____ DATA RECORDS

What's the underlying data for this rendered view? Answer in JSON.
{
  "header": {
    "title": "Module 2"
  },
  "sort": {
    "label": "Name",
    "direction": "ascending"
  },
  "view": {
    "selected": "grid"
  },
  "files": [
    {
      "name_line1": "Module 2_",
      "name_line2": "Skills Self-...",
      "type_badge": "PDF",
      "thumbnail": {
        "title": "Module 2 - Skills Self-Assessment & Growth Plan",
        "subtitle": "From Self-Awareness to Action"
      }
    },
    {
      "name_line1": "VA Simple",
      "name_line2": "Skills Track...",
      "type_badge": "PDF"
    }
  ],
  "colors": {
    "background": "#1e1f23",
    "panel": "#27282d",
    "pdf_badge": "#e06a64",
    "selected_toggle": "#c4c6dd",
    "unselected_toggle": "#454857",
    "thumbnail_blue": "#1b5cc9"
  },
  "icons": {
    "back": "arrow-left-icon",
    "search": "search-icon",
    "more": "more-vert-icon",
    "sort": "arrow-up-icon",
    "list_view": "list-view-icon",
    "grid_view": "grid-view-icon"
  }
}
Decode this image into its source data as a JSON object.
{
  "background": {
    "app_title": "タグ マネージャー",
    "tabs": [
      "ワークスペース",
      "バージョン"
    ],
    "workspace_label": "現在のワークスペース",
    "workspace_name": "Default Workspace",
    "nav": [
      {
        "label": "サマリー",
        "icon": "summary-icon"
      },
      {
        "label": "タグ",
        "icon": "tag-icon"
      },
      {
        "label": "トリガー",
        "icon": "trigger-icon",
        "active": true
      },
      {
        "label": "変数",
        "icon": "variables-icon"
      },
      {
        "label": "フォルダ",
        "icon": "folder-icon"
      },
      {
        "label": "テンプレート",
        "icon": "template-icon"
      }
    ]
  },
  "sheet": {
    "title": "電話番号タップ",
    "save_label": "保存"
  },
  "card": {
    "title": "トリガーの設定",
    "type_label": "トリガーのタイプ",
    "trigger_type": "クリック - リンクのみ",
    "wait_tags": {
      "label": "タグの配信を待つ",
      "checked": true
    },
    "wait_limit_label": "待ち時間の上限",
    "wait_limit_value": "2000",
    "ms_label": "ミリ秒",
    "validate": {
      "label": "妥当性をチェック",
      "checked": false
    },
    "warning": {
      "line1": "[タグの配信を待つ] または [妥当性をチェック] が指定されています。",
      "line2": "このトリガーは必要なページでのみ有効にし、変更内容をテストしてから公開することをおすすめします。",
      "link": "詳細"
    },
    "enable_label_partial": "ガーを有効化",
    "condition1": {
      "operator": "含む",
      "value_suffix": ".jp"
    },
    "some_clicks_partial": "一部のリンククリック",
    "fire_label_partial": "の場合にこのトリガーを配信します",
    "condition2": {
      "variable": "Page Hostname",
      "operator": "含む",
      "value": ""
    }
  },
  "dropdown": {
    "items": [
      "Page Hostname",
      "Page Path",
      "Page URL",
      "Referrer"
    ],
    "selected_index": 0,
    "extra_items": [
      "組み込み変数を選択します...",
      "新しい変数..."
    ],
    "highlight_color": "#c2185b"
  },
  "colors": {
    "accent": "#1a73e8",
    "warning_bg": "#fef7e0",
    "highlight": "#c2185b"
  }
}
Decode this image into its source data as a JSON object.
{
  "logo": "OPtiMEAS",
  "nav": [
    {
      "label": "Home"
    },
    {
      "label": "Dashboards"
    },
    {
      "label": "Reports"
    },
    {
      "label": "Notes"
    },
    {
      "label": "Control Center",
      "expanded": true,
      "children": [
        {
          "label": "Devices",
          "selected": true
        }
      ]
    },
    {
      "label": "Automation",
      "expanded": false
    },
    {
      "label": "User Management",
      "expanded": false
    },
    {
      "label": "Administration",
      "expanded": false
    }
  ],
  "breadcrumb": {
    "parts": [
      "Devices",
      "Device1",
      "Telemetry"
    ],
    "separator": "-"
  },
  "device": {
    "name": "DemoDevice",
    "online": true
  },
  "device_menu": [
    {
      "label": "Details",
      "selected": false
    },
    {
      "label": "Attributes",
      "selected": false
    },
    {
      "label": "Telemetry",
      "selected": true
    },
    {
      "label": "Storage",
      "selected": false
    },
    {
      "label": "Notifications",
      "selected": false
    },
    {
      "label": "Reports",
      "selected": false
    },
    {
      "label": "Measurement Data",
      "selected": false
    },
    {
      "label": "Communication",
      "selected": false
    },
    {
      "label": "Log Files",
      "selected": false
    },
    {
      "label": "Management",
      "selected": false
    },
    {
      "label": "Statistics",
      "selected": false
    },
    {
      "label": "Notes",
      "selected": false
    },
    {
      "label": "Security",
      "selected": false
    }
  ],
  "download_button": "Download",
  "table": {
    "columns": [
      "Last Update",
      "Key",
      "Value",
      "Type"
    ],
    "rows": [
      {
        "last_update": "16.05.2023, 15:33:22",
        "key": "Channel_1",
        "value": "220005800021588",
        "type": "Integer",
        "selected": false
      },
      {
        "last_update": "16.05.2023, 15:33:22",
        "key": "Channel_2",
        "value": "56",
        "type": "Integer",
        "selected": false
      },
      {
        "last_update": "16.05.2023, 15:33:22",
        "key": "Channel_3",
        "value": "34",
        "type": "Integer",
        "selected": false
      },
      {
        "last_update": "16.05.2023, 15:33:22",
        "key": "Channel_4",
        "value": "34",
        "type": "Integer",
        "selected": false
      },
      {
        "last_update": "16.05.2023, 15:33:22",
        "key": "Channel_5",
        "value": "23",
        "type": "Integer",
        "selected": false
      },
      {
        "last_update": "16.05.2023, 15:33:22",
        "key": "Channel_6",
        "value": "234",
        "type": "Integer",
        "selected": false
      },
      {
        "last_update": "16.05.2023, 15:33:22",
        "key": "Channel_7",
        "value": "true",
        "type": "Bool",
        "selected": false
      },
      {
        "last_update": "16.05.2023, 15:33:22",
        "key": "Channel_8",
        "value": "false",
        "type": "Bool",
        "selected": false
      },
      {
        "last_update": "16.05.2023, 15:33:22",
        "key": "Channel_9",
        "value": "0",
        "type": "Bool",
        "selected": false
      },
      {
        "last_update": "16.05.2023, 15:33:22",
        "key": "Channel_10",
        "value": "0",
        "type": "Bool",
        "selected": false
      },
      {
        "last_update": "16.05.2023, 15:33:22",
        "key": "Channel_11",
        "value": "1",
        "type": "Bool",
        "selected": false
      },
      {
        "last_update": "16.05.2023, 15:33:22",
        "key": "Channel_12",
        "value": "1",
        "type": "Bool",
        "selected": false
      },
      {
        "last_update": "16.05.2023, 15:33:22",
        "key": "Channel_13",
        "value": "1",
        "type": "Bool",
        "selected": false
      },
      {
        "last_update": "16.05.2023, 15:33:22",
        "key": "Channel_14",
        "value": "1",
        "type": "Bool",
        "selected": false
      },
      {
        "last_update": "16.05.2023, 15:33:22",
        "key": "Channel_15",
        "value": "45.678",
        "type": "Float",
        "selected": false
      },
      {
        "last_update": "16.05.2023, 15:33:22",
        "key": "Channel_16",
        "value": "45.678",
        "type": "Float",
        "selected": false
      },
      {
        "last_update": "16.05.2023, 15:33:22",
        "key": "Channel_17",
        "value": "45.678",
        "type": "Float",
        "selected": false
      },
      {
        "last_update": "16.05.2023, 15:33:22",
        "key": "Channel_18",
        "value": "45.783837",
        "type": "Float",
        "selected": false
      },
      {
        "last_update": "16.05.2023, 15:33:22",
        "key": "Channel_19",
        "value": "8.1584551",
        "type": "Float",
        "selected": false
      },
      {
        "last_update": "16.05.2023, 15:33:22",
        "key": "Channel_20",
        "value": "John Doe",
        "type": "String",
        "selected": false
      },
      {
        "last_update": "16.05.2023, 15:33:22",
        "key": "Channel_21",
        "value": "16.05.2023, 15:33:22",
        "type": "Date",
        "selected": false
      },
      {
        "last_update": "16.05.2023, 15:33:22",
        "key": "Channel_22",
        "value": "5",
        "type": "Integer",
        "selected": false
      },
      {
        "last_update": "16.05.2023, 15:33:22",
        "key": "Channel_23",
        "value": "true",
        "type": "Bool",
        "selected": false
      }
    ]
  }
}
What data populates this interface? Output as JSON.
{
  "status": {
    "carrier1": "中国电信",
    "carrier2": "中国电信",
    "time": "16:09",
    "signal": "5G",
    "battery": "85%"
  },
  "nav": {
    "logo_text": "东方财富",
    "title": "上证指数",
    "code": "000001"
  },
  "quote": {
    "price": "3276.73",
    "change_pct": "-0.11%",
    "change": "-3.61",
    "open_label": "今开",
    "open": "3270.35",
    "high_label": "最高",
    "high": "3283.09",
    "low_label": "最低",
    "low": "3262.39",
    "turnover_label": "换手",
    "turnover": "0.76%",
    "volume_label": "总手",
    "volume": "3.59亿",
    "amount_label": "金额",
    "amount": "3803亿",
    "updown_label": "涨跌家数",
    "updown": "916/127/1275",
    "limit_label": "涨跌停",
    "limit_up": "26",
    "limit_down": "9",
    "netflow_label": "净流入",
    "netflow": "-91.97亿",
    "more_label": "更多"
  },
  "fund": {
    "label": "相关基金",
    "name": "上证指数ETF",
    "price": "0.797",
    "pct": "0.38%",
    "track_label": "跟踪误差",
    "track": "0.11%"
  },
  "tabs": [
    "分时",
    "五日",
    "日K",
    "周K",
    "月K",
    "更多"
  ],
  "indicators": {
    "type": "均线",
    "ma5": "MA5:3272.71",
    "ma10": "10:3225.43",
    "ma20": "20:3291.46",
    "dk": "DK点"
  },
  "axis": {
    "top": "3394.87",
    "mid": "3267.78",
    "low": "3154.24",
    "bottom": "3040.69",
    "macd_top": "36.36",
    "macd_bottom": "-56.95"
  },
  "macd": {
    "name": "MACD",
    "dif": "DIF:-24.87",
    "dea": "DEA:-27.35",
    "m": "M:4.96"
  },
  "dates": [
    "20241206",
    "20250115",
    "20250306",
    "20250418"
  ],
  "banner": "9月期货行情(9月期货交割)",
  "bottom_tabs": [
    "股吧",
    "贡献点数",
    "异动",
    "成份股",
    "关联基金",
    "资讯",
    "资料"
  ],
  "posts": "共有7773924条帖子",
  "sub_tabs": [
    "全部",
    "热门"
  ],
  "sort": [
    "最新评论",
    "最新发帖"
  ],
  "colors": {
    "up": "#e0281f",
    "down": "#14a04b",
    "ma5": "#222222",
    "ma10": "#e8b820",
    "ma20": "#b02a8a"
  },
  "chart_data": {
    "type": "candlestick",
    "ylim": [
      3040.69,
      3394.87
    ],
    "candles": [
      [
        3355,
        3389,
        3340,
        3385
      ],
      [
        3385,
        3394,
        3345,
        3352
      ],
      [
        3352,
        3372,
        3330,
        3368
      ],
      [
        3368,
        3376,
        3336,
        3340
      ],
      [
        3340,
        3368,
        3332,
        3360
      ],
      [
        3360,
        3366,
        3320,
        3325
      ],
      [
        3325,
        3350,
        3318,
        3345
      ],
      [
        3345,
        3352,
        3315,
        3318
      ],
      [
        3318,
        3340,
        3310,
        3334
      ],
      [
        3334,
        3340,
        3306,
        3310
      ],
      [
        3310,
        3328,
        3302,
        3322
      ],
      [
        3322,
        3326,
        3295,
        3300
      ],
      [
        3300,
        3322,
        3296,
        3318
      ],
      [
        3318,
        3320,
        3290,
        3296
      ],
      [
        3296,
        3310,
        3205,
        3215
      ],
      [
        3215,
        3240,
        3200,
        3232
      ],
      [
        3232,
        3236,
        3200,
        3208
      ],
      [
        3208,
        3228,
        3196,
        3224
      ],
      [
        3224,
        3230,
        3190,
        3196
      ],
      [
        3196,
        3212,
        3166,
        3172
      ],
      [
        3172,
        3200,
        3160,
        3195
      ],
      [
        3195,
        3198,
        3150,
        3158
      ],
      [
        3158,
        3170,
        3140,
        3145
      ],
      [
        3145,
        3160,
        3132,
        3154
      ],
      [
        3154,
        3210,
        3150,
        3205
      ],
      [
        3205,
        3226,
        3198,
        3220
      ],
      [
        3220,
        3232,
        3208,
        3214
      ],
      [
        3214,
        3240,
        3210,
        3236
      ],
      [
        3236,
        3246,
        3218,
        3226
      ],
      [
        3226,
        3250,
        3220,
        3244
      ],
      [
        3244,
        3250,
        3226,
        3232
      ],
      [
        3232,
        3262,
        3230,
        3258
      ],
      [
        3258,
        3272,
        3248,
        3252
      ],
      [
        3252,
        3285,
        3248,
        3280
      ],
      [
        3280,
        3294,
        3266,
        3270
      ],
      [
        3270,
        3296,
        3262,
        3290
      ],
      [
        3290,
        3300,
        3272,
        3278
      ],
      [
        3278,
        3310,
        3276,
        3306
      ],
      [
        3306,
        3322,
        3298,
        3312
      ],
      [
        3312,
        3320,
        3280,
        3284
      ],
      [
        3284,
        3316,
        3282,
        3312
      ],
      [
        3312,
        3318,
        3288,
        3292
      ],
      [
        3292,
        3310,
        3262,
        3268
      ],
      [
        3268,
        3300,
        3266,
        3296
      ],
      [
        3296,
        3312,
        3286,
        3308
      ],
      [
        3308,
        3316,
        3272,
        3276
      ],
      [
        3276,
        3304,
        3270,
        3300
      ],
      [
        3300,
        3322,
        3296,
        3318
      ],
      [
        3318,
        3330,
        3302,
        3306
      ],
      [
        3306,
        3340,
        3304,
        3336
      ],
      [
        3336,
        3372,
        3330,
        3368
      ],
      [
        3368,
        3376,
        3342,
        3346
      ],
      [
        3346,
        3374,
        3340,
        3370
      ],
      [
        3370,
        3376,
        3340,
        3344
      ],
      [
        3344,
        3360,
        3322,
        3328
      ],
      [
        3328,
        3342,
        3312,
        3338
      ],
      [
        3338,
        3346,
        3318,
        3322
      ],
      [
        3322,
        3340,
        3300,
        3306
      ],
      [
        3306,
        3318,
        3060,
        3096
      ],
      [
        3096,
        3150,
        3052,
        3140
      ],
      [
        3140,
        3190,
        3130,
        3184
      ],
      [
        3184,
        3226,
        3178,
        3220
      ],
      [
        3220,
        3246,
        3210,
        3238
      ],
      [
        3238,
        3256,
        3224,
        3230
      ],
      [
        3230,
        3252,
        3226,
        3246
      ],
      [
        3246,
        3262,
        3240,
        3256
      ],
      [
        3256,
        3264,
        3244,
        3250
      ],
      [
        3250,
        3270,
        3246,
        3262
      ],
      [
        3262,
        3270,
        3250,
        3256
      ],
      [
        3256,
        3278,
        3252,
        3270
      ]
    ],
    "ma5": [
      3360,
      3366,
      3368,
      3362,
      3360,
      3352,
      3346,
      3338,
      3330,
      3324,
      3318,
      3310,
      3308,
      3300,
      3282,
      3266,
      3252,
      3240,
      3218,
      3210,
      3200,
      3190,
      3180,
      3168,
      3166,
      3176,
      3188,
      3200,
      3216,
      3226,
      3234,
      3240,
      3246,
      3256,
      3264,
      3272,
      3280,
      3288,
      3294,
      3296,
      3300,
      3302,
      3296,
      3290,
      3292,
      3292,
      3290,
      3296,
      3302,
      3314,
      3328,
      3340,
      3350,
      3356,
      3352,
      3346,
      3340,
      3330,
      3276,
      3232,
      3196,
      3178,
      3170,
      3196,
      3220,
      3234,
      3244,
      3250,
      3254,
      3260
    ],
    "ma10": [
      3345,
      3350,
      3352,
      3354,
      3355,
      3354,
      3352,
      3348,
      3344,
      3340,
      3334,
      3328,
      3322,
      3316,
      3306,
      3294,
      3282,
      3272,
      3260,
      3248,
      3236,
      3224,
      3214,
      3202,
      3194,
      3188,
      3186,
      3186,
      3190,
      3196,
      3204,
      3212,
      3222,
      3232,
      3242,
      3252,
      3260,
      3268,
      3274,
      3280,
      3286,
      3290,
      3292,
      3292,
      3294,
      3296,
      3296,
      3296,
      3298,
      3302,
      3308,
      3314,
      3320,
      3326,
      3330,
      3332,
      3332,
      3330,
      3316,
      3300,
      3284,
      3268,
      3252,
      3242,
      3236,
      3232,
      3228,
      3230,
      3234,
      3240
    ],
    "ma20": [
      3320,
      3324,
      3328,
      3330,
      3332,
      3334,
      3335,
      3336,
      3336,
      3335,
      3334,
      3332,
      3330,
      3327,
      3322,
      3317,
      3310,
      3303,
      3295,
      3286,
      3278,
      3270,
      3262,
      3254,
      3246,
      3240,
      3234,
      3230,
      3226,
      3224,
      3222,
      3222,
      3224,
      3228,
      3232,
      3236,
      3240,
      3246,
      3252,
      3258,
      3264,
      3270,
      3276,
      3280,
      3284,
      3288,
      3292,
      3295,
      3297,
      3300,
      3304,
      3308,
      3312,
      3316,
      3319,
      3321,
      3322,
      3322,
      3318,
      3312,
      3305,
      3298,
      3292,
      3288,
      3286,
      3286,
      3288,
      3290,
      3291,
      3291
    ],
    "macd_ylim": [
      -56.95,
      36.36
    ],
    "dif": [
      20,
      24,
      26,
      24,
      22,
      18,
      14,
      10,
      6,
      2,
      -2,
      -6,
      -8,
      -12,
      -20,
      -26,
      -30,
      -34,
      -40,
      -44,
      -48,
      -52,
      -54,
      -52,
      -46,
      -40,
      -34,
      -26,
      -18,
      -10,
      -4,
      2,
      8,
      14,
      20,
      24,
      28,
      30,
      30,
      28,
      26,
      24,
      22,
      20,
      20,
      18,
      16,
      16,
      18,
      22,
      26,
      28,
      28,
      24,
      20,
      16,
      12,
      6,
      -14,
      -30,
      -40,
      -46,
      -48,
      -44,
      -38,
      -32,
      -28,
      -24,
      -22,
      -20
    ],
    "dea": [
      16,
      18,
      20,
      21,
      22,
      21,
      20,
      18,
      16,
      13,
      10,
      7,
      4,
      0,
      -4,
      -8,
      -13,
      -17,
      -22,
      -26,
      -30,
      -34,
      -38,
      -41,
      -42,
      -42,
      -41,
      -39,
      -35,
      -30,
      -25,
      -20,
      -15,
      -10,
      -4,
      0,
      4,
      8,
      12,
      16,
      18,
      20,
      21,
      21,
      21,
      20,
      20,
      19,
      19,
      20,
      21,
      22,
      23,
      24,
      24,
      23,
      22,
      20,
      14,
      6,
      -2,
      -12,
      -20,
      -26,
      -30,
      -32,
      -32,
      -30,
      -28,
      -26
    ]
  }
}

________

→ TASK INSTRUCTIONS: Each line that has the word "arrow" counts once. How many such lines are in the data? Give the number alone.

→ FINISHED ANSWER: 2